**PROBLEM STATEMENT:** Write out the material exactly. Do not include the pictures.

──────── DATA ENTRIES

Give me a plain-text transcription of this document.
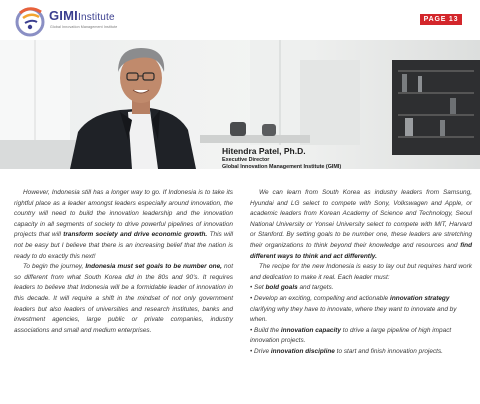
GIMIInstitute
Global Innovation Management Institute
PAGE 13
Hitendra Patel, Ph.D.
Executive Director
Global Innovation Management Institute (GIMI)

However, Indonesia still has a longer way to go. If Indonesia is to take its rightful place as a leader amongst leaders especially around innovation, the country will need to build the innovation leadership and the innovation capacity in all segments of society to drive powerful pipelines of innovation projects that will transform society and drive economic growth. This will not be easy but I believe that there is an increasing belief that the nation is ready to do exactly this next!

To begin the journey, Indonesia must set goals to be number one, not so different from what South Korea did in the 80s and 90's. It requires leaders to believe that Indonesia will be a formidable leader of innovation in this decade. It will require a shift in the mindset of not only government leaders but also leaders of universities and research institutes, banks and investment agencies, large public or private companies, industry associations and small and medium enterprises.

We can learn from South Korea as industry leaders from Samsung, Hyundai and LG select to compete with Sony, Volkswagen and Apple, or academic leaders from Korean Academy of Science and Technology, Seoul National University or Yonsei University select to compete with MIT, Harvard or Stanford. By setting goals to be number one, these leaders are stretching their organizations to think beyond their knowledge and resources and find different ways to think and act differently.

The recipe for the new Indonesia is easy to lay out but requires hard work and dedication to make it real. Each leader must:

• Set bold goals and targets.
• Develop an exciting, compelling and actionable innovation strategy clarifying why they have to innovate, where they want to innovate and by when.
• Build the innovation capacity to drive a large pipeline of high impact innovation projects.
• Drive innovation discipline to start and finish innovation projects.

────────────────

**WRITTEN SOLUTION:**
Give me a plain-text transcription of this document.
GIMIInstitute
Global Innovation Management Institute
PAGE 13
Hitendra Patel, Ph.D.
Executive Director
Global Innovation Management Institute (GIMI)

However, Indonesia still has a longer way to go. If Indonesia is to take its rightful place as a leader amongst leaders especially around innovation, the country will need to build the innovation leadership and the innovation capacity in all segments of society to drive powerful pipelines of innovation projects that will transform society and drive economic growth. This will not be easy but I believe that there is an increasing belief that the nation is ready to do exactly this next!

To begin the journey, Indonesia must set goals to be number one, not so different from what South Korea did in the 80s and 90's. It requires leaders to believe that Indonesia will be a formidable leader of innovation in this decade. It will require a shift in the mindset of not only government leaders but also leaders of universities and research institutes, banks and investment agencies, large public or private companies, industry associations and small and medium enterprises.

We can learn from South Korea as industry leaders from Samsung, Hyundai and LG select to compete with Sony, Volkswagen and Apple, or academic leaders from Korean Academy of Science and Technology, Seoul National University or Yonsei University select to compete with MIT, Harvard or Stanford. By setting goals to be number one, these leaders are stretching their organizations to think beyond their knowledge and resources and find different ways to think and act differently.

The recipe for the new Indonesia is easy to lay out but requires hard work and dedication to make it real. Each leader must:

• Set bold goals and targets.
• Develop an exciting, compelling and actionable innovation strategy clarifying why they have to innovate, where they want to innovate and by when.
• Build the innovation capacity to drive a large pipeline of high impact innovation projects.
• Drive innovation discipline to start and finish innovation projects.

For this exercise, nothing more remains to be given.